Exercise directions
Copy out each line exactly; pictures stay out of the copy.
--- Begin Data listing ---
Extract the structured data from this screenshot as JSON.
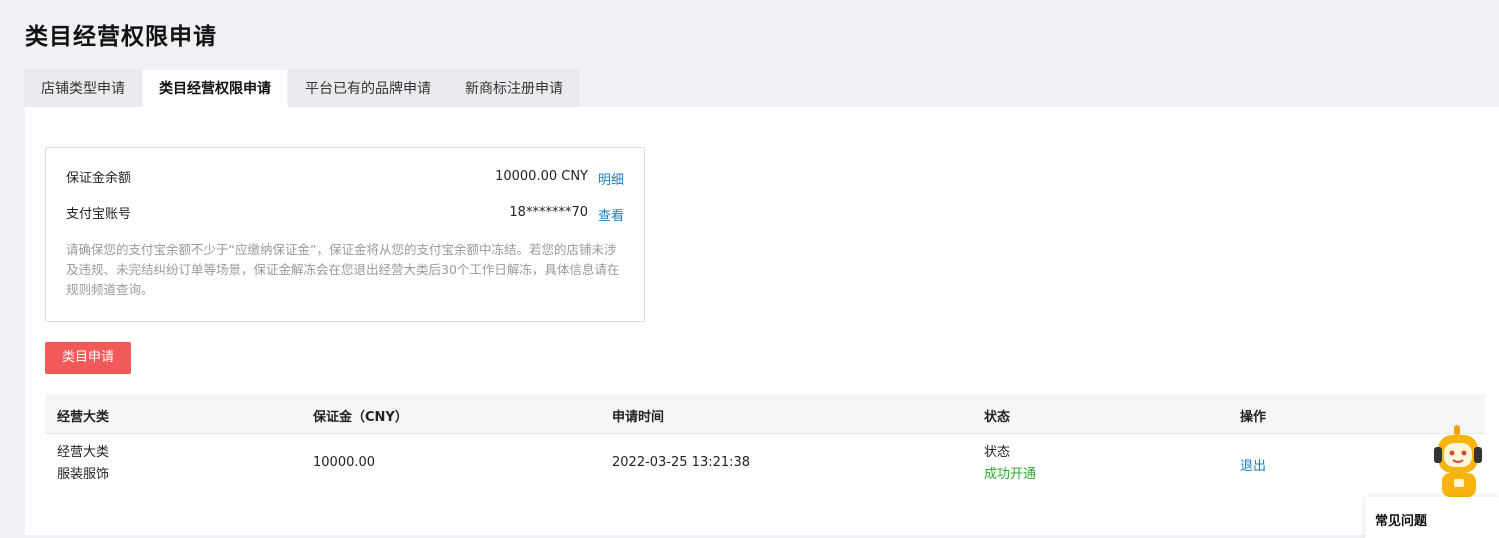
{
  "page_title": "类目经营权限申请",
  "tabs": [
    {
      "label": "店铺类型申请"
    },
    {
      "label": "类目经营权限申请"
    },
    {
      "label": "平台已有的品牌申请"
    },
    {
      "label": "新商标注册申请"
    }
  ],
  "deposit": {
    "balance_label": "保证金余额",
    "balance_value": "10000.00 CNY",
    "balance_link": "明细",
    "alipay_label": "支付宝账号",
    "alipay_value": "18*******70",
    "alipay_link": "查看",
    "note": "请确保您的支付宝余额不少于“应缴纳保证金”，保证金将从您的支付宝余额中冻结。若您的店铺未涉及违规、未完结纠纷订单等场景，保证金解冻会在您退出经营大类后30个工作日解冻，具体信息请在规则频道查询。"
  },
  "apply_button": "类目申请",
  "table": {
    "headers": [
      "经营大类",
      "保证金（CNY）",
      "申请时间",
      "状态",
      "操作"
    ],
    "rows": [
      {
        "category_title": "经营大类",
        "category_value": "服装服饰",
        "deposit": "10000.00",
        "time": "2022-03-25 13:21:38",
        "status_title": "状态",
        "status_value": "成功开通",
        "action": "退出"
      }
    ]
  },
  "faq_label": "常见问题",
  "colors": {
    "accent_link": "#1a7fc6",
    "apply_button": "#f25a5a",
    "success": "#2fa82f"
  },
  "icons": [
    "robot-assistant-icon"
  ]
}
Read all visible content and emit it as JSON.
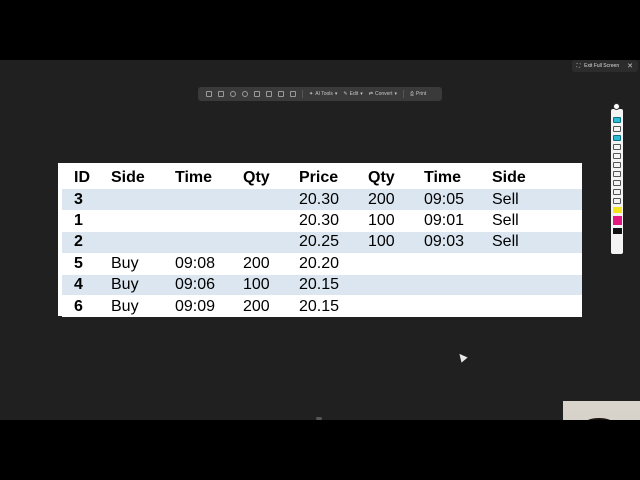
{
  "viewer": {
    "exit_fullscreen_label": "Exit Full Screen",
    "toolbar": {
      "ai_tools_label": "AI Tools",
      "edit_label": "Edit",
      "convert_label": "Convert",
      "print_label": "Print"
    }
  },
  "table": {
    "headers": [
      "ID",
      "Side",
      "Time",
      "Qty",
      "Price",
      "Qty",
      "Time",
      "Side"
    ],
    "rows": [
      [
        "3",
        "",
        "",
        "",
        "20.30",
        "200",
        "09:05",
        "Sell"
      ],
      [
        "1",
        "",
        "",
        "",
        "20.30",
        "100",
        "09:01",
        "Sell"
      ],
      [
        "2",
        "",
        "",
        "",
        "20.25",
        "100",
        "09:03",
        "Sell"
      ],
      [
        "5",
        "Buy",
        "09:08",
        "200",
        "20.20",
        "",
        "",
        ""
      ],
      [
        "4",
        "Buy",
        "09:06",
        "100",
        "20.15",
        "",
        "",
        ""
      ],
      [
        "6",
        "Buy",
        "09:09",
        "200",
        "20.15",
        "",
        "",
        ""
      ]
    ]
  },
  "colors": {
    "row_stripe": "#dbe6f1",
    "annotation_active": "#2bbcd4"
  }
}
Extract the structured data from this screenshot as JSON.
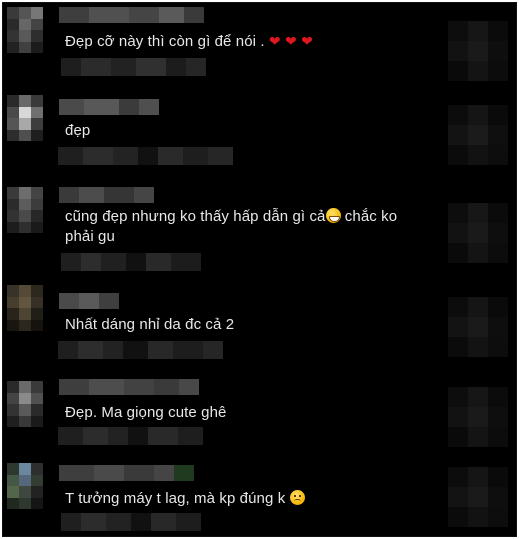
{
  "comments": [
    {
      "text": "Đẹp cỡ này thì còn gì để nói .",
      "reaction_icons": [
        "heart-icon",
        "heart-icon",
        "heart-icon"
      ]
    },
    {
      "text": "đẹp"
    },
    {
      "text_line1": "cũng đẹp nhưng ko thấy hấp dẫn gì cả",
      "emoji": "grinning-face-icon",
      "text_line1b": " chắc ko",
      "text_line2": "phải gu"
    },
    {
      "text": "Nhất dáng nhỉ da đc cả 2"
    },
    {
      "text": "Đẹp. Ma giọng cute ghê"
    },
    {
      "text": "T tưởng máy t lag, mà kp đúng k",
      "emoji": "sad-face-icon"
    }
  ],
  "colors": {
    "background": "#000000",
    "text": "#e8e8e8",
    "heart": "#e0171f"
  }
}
--- End Data listing ---
Final result
Extract the structured data from this screenshot as JSON.
{
  "page_title": "类目经营权限申请",
  "tabs": [
    {
      "label": "店铺类型申请"
    },
    {
      "label": "类目经营权限申请"
    },
    {
      "label": "平台已有的品牌申请"
    },
    {
      "label": "新商标注册申请"
    }
  ],
  "deposit": {
    "balance_label": "保证金余额",
    "balance_value": "10000.00 CNY",
    "balance_link": "明细",
    "alipay_label": "支付宝账号",
    "alipay_value": "18*******70",
    "alipay_link": "查看",
    "note": "请确保您的支付宝余额不少于“应缴纳保证金”，保证金将从您的支付宝余额中冻结。若您的店铺未涉及违规、未完结纠纷订单等场景，保证金解冻会在您退出经营大类后30个工作日解冻，具体信息请在规则频道查询。"
  },
  "apply_button": "类目申请",
  "table": {
    "headers": [
      "经营大类",
      "保证金（CNY）",
      "申请时间",
      "状态",
      "操作"
    ],
    "rows": [
      {
        "category_title": "经营大类",
        "category_value": "服装服饰",
        "deposit": "10000.00",
        "time": "2022-03-25 13:21:38",
        "status_title": "状态",
        "status_value": "成功开通",
        "action": "退出"
      }
    ]
  },
  "faq_label": "常见问题",
  "colors": {
    "accent_link": "#1a7fc6",
    "apply_button": "#f25a5a",
    "success": "#2fa82f"
  },
  "icons": [
    "robot-assistant-icon"
  ]
}
Read all visible content and emit it as JSON.
{
  "viewer": {
    "exit_fullscreen_label": "Exit Full Screen",
    "toolbar": {
      "ai_tools_label": "AI Tools",
      "edit_label": "Edit",
      "convert_label": "Convert",
      "print_label": "Print"
    }
  },
  "table": {
    "headers": [
      "ID",
      "Side",
      "Time",
      "Qty",
      "Price",
      "Qty",
      "Time",
      "Side"
    ],
    "rows": [
      [
        "3",
        "",
        "",
        "",
        "20.30",
        "200",
        "09:05",
        "Sell"
      ],
      [
        "1",
        "",
        "",
        "",
        "20.30",
        "100",
        "09:01",
        "Sell"
      ],
      [
        "2",
        "",
        "",
        "",
        "20.25",
        "100",
        "09:03",
        "Sell"
      ],
      [
        "5",
        "Buy",
        "09:08",
        "200",
        "20.20",
        "",
        "",
        ""
      ],
      [
        "4",
        "Buy",
        "09:06",
        "100",
        "20.15",
        "",
        "",
        ""
      ],
      [
        "6",
        "Buy",
        "09:09",
        "200",
        "20.15",
        "",
        "",
        ""
      ]
    ]
  },
  "colors": {
    "row_stripe": "#dbe6f1",
    "annotation_active": "#2bbcd4"
  }
}
Extract the structured data from this screenshot as JSON.
{
  "comments": [
    {
      "text": "Đẹp cỡ này thì còn gì để nói .",
      "reaction_icons": [
        "heart-icon",
        "heart-icon",
        "heart-icon"
      ]
    },
    {
      "text": "đẹp"
    },
    {
      "text_line1": "cũng đẹp nhưng ko thấy hấp dẫn gì cả",
      "emoji": "grinning-face-icon",
      "text_line1b": " chắc ko",
      "text_line2": "phải gu"
    },
    {
      "text": "Nhất dáng nhỉ da đc cả 2"
    },
    {
      "text": "Đẹp. Ma giọng cute ghê"
    },
    {
      "text": "T tưởng máy t lag, mà kp đúng k",
      "emoji": "sad-face-icon"
    }
  ],
  "colors": {
    "background": "#000000",
    "text": "#e8e8e8",
    "heart": "#e0171f"
  }
}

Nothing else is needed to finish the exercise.